## begin Given information
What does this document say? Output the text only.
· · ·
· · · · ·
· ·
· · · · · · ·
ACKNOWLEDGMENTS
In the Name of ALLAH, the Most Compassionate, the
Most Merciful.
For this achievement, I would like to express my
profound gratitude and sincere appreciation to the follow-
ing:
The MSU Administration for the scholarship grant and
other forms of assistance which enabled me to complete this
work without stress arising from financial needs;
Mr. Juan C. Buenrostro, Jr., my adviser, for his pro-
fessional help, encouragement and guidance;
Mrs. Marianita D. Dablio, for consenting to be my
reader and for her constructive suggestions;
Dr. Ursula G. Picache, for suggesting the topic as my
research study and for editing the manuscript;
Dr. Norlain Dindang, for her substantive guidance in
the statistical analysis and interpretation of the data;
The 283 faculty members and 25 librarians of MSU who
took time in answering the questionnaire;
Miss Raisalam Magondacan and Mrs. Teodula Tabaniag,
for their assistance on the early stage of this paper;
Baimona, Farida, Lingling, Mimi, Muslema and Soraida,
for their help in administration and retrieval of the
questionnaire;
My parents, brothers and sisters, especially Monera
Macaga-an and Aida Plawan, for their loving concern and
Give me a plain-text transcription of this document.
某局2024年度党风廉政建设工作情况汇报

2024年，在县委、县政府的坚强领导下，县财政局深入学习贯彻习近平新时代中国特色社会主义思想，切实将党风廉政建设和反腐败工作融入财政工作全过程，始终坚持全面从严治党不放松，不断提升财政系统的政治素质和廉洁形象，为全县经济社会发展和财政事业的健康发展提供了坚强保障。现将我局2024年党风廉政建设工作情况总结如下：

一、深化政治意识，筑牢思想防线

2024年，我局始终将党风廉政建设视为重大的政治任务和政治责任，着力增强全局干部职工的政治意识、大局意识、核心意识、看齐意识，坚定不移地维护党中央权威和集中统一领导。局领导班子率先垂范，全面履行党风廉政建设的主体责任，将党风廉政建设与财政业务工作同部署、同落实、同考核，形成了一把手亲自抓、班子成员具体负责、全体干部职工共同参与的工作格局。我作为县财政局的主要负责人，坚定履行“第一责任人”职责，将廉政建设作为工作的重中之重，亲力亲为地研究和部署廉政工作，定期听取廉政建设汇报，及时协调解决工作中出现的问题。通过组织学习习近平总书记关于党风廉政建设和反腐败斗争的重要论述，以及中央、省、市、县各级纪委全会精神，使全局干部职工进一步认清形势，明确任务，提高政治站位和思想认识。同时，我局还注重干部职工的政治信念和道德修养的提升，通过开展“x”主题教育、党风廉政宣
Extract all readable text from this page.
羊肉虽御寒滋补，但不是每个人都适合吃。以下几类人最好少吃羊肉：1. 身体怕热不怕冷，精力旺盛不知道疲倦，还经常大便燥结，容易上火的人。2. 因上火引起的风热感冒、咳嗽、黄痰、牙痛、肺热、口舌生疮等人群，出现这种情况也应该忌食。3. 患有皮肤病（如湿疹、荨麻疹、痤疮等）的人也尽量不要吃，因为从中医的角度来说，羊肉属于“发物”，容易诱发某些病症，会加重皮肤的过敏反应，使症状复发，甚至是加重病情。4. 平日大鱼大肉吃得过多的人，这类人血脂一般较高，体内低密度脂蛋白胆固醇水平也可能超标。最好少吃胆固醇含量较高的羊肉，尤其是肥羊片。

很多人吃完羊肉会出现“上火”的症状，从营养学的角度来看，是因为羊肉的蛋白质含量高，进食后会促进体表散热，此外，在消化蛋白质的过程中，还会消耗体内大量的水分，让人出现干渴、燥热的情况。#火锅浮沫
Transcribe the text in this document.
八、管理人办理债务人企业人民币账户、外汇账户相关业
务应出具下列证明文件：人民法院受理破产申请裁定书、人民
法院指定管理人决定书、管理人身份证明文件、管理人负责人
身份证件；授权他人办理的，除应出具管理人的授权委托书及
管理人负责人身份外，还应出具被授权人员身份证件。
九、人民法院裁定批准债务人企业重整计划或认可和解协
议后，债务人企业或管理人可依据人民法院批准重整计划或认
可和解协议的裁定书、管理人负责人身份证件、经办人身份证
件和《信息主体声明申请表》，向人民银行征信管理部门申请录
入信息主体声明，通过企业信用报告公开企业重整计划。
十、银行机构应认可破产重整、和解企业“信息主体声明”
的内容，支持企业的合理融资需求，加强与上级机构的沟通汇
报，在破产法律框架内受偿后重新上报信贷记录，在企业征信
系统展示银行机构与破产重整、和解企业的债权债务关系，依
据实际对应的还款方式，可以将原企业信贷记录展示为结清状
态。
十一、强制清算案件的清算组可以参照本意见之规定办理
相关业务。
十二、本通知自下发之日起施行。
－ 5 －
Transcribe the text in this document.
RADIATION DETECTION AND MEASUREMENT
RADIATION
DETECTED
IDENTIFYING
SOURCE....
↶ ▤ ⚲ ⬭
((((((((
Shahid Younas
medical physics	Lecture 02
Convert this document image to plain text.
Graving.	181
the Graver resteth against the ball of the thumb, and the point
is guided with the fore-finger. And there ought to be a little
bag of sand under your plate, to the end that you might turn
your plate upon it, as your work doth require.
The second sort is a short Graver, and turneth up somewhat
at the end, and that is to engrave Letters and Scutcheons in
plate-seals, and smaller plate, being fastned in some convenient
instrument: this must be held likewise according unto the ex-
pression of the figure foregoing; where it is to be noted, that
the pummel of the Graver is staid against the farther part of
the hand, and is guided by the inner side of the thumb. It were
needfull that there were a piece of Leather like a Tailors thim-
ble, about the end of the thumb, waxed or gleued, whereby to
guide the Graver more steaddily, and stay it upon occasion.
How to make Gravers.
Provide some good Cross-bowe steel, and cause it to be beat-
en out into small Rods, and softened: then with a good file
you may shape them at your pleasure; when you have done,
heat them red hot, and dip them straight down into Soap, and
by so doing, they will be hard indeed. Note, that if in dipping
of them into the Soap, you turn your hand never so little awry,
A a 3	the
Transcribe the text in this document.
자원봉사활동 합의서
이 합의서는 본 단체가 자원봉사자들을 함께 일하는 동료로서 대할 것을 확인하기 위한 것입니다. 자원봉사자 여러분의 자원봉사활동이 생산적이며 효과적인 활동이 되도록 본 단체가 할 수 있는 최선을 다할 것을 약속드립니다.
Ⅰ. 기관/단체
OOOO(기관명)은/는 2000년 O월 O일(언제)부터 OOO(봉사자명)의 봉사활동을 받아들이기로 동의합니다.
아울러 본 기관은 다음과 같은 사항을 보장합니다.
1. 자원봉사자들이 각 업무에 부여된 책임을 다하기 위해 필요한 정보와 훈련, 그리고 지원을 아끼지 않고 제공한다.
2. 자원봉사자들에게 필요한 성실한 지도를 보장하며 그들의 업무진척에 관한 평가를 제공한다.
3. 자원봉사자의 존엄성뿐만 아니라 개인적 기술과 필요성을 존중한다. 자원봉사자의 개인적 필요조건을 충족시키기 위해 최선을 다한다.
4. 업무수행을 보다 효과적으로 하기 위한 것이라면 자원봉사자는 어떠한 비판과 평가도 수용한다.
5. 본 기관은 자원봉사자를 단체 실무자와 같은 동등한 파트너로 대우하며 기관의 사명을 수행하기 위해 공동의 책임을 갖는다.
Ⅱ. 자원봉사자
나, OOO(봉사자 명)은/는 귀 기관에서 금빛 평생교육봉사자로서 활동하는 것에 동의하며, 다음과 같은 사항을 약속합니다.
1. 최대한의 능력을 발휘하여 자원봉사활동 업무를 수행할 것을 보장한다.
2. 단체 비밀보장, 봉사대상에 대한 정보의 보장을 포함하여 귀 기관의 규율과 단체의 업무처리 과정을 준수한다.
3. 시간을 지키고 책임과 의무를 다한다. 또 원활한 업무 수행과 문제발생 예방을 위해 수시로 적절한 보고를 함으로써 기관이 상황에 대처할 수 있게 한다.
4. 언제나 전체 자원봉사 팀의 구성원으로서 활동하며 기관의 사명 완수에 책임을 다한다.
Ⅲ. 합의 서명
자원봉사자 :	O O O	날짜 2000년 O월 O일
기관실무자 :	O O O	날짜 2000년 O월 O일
## end Given information
Task to complete: Go over the entries above and say how many lines hold the string "thumb", with no other text.

Written answer: 3